> Provided material
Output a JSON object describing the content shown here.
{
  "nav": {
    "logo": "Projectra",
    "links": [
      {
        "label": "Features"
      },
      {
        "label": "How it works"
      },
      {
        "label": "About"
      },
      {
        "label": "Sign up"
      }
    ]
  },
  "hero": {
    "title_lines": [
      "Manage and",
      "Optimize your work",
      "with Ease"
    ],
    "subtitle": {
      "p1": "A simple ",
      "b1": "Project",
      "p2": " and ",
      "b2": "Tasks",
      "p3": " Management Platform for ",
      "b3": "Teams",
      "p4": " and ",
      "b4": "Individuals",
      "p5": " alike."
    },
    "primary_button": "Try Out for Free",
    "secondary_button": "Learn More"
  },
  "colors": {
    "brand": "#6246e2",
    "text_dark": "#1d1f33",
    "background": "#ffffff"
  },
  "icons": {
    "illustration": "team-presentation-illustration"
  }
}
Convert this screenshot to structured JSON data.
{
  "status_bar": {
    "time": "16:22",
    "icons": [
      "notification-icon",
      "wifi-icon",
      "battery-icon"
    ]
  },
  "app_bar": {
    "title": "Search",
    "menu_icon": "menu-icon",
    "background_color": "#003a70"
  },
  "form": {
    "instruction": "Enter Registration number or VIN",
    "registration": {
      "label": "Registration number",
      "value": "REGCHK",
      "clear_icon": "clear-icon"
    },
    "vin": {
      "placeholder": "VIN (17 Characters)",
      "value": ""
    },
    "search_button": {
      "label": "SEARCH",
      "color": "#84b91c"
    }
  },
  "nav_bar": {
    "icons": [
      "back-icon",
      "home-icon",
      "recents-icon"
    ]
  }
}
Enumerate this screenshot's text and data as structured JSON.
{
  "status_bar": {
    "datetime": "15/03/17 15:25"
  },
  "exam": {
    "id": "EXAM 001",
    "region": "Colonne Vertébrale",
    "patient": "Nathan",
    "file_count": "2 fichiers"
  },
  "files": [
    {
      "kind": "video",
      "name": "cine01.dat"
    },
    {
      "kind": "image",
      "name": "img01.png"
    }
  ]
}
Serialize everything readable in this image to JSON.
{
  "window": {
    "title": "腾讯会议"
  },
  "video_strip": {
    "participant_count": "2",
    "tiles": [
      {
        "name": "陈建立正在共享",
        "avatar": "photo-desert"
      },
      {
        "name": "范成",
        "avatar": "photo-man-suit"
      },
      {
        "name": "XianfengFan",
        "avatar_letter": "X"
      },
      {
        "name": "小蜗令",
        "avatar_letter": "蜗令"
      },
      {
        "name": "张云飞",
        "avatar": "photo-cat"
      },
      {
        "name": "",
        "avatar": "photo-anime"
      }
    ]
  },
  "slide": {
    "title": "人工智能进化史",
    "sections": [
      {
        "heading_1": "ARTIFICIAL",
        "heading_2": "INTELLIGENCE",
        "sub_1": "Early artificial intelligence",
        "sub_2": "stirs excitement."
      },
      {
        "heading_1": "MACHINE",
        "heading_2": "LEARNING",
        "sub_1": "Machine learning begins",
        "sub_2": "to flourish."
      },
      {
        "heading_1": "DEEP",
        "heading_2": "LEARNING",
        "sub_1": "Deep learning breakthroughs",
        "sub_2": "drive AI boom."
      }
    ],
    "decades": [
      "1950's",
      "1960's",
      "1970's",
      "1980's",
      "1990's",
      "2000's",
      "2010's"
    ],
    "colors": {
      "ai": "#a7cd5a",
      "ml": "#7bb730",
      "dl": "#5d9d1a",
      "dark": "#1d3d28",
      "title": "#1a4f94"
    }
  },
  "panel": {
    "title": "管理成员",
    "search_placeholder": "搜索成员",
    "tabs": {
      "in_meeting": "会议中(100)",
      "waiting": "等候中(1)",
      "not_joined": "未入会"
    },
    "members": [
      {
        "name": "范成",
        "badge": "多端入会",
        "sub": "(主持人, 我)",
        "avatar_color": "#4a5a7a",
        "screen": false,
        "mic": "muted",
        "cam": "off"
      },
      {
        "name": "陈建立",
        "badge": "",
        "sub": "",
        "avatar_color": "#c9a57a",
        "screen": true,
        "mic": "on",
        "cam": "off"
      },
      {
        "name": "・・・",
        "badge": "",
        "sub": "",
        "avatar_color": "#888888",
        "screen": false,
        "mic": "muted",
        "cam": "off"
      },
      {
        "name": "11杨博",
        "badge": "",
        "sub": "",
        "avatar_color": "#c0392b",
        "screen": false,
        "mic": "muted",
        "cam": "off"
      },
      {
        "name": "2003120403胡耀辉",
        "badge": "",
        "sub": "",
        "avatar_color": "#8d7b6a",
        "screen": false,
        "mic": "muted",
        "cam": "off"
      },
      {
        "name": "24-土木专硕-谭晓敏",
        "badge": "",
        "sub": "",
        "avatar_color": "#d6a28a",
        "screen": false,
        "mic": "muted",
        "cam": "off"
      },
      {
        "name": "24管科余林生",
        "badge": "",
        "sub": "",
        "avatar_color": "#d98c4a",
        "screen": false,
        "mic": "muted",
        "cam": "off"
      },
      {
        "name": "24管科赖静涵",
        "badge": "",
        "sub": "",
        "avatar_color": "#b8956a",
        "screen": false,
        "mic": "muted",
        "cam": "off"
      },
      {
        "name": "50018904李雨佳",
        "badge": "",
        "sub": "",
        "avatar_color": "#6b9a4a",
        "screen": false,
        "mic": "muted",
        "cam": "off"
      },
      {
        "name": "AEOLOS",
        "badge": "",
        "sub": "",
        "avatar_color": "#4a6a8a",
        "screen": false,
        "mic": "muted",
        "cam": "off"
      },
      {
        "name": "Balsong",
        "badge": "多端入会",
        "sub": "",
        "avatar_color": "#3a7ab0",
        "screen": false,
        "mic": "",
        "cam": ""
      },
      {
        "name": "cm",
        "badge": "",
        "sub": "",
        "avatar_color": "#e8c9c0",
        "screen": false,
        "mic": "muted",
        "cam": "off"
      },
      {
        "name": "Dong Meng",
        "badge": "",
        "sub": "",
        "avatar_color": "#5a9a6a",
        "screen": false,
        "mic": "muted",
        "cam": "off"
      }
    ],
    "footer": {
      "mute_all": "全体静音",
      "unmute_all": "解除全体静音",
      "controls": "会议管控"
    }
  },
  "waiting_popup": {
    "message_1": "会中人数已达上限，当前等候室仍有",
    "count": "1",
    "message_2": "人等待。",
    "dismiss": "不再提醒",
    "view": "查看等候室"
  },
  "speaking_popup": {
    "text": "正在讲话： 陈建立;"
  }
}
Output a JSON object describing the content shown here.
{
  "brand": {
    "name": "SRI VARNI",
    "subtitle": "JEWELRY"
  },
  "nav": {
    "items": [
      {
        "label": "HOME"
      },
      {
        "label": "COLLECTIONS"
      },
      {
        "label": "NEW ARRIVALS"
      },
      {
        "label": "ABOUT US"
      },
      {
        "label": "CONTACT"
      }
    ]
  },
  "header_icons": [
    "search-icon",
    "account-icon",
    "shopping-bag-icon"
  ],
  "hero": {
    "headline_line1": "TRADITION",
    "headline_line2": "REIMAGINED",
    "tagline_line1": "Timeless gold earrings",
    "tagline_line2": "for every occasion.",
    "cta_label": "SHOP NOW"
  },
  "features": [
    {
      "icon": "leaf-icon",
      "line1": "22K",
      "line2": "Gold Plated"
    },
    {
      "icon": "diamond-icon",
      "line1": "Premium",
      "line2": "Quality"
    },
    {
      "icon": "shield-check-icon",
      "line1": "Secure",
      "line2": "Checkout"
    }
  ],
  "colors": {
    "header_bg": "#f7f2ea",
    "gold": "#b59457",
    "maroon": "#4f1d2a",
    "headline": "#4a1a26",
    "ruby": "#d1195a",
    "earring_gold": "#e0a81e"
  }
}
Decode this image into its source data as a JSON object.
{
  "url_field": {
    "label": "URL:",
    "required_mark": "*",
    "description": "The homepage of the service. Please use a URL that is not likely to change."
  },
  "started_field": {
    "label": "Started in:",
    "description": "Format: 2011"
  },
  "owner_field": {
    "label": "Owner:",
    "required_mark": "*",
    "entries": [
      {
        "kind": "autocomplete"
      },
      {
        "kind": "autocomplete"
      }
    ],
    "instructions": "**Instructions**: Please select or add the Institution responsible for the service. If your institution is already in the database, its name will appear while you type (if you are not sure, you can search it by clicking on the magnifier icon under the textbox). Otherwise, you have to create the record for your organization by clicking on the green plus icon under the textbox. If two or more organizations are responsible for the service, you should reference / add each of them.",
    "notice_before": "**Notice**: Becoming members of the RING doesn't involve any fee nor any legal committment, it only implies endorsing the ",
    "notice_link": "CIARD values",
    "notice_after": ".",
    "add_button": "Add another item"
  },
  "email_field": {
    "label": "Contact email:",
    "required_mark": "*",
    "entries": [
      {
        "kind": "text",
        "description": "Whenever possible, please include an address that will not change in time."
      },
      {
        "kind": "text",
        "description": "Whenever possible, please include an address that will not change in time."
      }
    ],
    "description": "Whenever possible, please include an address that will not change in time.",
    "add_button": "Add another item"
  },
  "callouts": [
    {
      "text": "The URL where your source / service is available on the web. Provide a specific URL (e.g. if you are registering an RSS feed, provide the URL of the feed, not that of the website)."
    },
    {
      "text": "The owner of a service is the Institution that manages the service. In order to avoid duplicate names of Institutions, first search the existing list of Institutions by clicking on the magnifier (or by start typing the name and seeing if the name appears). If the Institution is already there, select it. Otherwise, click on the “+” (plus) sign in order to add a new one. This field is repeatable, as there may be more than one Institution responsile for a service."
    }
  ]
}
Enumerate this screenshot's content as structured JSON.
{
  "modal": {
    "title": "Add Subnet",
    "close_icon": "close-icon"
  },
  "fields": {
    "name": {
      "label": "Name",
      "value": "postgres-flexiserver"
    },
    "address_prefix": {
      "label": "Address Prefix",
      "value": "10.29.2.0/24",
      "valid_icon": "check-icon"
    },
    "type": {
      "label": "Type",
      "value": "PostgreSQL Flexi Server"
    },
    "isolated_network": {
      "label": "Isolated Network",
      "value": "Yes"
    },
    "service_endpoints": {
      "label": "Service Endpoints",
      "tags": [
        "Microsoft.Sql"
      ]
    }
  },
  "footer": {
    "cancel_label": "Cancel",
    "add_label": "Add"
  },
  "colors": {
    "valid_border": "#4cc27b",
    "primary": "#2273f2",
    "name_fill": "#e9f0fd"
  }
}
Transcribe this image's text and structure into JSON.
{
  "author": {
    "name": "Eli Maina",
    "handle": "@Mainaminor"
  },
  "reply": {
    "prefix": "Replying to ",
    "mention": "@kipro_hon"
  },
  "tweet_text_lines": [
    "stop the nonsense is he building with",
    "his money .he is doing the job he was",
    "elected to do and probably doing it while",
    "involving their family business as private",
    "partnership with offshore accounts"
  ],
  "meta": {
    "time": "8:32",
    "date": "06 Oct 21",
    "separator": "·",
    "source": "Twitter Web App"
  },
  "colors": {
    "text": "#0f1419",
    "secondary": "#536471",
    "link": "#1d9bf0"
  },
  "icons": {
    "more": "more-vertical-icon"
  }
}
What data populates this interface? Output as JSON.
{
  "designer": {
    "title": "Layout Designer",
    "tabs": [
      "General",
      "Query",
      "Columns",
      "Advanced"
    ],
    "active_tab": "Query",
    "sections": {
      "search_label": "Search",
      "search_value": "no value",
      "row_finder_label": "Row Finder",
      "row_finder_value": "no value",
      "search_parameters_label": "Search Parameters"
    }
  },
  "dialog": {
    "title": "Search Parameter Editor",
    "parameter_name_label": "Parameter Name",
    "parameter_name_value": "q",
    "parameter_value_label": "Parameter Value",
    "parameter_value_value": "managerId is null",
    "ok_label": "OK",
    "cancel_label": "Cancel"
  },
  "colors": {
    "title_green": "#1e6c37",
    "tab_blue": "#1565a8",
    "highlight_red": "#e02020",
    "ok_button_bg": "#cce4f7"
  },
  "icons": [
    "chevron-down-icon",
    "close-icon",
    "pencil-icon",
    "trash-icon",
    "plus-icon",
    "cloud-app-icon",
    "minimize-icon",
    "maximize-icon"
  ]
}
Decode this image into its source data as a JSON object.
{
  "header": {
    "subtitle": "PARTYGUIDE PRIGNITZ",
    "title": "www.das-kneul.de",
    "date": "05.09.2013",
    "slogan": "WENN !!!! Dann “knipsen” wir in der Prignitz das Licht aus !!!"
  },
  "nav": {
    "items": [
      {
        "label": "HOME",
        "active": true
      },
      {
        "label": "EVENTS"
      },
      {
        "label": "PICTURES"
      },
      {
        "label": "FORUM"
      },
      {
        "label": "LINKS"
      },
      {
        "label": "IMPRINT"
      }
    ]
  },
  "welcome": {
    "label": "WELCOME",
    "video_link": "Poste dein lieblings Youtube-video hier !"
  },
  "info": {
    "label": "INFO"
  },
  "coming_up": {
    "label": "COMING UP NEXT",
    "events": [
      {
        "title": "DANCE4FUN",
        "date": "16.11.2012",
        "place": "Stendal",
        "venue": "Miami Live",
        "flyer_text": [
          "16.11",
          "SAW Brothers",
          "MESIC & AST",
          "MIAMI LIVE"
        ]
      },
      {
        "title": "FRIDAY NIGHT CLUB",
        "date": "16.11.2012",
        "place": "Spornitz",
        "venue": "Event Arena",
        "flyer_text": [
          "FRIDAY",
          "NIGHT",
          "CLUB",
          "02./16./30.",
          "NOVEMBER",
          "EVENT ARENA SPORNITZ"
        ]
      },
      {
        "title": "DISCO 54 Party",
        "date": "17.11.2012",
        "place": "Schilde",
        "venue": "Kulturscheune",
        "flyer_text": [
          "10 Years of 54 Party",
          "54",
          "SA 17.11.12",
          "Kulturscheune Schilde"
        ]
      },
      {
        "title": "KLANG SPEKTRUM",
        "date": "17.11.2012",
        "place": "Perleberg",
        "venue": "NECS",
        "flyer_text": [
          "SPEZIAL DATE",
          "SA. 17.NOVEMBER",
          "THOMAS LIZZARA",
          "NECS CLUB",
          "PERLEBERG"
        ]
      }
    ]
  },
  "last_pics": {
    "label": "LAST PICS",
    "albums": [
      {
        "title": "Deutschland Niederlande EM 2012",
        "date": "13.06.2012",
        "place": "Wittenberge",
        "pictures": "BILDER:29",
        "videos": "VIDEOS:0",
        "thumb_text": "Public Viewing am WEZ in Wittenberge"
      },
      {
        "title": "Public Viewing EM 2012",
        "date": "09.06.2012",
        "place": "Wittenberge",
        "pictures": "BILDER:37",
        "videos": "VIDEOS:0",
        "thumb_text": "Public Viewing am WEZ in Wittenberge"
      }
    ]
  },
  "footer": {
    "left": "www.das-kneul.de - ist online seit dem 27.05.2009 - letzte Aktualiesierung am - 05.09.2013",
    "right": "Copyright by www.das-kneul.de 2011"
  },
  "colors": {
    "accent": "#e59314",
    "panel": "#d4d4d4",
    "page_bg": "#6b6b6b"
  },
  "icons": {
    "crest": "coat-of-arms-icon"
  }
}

> Task requirements
Determine the number of lines in the records that include the string "Cancel", and respond with that number only.

> Result below
2